Problem statement:
For the listing underneath, give the count of lines containing the string "JSON" and nothing further.

──────

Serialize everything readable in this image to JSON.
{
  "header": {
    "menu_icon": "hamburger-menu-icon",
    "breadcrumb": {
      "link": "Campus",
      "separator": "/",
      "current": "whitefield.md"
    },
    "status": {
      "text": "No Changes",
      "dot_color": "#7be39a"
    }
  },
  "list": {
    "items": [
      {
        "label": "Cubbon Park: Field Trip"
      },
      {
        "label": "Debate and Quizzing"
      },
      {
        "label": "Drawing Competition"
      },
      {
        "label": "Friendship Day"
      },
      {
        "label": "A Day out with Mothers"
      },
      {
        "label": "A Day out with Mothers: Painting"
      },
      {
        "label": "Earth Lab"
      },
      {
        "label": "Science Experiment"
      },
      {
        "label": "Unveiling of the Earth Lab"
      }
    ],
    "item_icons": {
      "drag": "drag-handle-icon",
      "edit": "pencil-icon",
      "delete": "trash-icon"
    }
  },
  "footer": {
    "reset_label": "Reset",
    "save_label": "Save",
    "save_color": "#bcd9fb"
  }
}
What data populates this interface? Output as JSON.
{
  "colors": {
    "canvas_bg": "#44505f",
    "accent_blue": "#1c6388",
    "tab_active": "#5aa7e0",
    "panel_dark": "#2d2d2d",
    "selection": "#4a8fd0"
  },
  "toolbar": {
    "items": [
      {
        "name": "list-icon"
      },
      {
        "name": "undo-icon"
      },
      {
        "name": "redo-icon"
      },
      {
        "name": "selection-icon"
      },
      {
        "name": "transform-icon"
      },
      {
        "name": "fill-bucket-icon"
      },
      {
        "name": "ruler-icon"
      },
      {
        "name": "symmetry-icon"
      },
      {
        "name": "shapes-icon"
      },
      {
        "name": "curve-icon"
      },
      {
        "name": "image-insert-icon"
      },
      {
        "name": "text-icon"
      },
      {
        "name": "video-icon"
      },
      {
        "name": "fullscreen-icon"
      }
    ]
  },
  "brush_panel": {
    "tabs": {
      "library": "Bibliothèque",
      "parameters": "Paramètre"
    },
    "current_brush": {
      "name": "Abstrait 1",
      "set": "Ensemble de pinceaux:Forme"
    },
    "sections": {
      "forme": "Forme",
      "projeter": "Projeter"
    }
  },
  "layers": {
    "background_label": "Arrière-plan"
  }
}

──────

Finished exercise:
2